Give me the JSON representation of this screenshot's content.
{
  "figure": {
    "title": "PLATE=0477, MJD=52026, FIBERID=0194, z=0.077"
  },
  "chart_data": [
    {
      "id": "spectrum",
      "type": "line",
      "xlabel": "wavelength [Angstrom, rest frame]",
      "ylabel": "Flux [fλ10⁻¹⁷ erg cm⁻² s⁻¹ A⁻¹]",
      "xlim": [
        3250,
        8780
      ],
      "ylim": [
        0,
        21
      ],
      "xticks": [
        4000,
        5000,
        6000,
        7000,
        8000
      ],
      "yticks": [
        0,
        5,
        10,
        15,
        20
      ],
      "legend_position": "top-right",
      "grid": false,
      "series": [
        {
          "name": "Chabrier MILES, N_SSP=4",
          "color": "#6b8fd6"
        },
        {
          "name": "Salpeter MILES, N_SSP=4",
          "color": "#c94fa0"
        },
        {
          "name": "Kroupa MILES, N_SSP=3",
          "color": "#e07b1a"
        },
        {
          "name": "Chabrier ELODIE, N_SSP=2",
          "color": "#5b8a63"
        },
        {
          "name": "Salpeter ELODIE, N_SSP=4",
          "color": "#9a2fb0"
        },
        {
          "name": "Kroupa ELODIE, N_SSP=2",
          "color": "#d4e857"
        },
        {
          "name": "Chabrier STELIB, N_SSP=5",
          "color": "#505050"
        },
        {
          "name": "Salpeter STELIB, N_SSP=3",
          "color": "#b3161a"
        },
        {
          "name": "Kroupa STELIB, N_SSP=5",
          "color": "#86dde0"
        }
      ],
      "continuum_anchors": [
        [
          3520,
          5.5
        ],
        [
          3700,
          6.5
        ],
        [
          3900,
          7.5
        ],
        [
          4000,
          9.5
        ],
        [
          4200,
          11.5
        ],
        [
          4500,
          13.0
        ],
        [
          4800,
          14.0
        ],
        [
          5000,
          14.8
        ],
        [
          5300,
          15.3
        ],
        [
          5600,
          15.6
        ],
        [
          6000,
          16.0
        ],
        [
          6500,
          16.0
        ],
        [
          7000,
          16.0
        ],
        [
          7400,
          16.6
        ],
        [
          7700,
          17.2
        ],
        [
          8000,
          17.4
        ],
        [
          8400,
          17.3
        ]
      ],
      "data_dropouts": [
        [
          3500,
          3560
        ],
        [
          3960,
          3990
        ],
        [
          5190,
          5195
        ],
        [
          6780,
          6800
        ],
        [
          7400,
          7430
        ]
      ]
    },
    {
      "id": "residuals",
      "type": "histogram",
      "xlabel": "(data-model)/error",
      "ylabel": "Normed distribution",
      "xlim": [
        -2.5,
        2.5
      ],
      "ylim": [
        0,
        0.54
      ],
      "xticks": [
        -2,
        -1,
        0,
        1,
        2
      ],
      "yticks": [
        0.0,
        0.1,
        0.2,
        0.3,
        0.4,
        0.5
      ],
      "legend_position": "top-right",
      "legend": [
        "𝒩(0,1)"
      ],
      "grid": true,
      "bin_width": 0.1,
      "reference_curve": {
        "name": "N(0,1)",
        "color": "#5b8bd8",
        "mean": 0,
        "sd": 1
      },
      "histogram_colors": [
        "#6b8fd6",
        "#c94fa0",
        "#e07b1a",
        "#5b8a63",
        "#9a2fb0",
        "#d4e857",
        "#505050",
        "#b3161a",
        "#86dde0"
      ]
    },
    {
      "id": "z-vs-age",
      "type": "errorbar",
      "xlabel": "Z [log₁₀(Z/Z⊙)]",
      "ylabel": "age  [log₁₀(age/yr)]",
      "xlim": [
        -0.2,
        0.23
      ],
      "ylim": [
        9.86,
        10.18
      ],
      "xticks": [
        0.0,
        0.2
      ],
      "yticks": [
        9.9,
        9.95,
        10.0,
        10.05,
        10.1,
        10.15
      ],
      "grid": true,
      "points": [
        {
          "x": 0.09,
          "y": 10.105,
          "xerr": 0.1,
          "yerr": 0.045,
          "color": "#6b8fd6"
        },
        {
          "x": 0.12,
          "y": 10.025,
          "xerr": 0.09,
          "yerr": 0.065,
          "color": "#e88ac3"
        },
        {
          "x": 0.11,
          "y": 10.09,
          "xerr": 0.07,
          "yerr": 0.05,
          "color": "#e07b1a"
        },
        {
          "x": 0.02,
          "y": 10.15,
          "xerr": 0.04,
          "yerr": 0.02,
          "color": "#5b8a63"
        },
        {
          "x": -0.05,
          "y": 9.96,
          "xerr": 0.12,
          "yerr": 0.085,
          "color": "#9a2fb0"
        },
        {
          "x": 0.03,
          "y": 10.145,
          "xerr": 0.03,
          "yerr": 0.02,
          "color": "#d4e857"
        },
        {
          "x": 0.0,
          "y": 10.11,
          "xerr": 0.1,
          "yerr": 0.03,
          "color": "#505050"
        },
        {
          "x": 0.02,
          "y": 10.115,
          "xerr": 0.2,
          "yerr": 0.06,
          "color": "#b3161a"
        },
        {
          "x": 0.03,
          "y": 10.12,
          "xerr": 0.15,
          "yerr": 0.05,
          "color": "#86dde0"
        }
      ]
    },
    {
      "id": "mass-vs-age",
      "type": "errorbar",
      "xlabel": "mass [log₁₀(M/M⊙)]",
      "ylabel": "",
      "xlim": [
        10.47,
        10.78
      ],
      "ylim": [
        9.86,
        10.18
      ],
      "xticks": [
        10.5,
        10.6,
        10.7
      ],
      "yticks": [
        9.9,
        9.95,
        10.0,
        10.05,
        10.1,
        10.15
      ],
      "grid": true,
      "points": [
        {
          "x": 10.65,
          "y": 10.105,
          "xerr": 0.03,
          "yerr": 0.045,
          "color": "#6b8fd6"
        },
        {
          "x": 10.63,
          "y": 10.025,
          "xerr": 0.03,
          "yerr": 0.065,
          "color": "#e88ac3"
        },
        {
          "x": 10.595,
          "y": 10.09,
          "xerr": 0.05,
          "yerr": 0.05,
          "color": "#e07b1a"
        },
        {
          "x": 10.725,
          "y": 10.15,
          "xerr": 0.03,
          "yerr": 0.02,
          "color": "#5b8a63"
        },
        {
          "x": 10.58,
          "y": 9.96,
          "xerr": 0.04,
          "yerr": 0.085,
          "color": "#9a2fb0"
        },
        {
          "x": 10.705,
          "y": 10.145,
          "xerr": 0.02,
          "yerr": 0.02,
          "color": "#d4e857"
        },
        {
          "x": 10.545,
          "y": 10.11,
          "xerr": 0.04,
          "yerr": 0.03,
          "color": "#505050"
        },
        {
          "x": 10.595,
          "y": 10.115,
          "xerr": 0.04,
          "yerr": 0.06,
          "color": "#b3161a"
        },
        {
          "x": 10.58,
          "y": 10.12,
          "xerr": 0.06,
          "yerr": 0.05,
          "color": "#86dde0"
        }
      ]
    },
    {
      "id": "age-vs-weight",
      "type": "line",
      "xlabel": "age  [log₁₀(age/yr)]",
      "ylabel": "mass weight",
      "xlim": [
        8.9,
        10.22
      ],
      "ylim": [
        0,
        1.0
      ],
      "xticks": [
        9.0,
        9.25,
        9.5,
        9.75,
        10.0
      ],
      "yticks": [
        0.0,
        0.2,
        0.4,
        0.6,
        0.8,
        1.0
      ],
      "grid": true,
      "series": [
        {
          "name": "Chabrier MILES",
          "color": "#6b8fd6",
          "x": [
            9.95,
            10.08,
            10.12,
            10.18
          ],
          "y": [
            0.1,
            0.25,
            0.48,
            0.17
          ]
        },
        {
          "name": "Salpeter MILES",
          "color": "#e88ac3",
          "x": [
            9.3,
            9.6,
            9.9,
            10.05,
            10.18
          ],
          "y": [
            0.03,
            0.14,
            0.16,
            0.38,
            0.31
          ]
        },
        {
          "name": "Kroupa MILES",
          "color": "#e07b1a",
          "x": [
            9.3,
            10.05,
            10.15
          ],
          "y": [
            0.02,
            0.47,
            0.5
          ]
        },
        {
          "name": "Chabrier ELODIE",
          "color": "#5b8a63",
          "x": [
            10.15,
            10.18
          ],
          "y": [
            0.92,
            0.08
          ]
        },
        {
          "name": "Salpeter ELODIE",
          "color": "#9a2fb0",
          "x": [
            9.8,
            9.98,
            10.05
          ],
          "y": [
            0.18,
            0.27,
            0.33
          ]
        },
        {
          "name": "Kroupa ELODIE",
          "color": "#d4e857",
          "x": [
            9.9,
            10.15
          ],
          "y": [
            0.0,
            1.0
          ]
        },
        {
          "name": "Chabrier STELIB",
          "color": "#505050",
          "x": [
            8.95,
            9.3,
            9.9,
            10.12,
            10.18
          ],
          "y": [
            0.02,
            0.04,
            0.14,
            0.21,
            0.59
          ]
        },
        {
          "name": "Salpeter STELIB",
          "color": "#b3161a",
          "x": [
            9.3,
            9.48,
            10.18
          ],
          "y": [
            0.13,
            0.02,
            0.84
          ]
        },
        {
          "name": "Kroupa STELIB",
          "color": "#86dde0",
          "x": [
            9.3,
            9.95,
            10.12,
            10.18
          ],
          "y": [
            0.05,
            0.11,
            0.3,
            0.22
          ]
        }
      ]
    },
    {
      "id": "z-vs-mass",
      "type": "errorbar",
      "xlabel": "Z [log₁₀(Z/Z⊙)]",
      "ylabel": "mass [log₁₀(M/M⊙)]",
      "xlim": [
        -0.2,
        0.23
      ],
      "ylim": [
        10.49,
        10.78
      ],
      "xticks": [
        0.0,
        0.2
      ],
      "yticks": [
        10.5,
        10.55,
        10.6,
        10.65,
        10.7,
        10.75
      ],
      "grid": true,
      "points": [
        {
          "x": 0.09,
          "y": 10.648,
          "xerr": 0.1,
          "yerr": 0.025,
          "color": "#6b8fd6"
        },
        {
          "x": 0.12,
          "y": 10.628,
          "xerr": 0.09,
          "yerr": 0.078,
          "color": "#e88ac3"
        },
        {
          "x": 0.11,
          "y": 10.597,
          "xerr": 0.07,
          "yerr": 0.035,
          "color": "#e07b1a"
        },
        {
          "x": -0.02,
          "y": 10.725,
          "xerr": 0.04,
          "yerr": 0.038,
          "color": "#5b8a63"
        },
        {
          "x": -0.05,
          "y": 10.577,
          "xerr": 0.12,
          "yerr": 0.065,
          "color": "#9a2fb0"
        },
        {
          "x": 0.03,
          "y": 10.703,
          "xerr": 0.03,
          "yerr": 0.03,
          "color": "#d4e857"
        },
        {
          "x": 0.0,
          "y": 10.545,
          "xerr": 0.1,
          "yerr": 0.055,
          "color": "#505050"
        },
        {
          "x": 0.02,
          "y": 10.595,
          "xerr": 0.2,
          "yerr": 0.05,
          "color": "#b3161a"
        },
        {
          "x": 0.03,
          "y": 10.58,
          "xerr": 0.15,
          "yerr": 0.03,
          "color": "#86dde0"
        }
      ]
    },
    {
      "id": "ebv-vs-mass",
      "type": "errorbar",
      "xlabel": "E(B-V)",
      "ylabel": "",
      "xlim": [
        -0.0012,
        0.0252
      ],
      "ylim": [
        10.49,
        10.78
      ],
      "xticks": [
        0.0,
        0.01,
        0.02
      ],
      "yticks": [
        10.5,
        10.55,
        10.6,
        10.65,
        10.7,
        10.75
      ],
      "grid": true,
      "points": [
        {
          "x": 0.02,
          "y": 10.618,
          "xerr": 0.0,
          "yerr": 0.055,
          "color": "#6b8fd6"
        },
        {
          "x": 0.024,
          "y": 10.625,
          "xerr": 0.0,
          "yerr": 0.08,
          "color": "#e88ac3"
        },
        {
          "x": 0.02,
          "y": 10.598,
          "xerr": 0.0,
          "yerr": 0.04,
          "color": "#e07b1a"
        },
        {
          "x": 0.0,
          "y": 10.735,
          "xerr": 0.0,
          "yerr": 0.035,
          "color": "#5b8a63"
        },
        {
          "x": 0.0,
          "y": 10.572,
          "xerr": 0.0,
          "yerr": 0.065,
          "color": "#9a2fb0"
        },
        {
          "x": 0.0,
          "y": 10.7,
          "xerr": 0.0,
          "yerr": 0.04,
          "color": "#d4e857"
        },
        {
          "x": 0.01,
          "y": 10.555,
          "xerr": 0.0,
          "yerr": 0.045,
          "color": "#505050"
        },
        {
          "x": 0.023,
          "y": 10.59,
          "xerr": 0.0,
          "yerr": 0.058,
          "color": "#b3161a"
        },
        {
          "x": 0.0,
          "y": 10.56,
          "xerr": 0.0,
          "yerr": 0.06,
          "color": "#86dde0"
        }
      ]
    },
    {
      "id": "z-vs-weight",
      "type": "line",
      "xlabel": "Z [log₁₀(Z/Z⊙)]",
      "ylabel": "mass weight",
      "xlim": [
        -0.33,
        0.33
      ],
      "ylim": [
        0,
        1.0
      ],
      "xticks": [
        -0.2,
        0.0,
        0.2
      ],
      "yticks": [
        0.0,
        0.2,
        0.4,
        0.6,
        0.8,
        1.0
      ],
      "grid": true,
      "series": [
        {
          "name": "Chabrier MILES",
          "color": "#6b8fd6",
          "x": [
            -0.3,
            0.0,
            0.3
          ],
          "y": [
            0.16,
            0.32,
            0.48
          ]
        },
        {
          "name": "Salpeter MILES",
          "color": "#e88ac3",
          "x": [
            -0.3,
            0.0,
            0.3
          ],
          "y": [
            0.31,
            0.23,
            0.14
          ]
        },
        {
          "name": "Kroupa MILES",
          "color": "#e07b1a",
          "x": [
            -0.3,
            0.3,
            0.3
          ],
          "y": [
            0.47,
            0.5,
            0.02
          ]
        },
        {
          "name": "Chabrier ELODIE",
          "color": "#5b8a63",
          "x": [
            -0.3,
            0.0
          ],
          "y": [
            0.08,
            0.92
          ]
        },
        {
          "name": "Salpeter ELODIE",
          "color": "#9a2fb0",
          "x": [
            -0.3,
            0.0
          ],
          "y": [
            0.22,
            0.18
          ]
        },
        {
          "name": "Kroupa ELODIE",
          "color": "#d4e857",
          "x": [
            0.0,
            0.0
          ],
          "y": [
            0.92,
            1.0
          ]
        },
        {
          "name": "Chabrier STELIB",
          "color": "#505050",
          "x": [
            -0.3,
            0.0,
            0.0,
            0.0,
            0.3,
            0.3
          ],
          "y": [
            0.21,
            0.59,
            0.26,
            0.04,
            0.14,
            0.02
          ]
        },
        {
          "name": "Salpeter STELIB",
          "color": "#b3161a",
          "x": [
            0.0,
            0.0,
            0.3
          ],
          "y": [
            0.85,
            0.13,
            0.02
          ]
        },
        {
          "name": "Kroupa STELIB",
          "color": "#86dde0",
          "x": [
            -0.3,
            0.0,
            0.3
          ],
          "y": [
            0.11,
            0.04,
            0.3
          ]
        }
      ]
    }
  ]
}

GIVEN TASK
Go through the records and copy each line with "xlabel" in it.

EXERCISE RESPONSE
      "xlabel": "wavelength [Angstrom, rest frame]",
      "xlabel": "(data-model)/error",
      "xlabel": "Z [log₁₀(Z/Z⊙)]",
      "xlabel": "mass [log₁₀(M/M⊙)]",
      "xlabel": "age  [log₁₀(age/yr)]",
      "xlabel": "Z [log₁₀(Z/Z⊙)]",
      "xlabel": "E(B-V)",
      "xlabel": "Z [log₁₀(Z/Z⊙)]",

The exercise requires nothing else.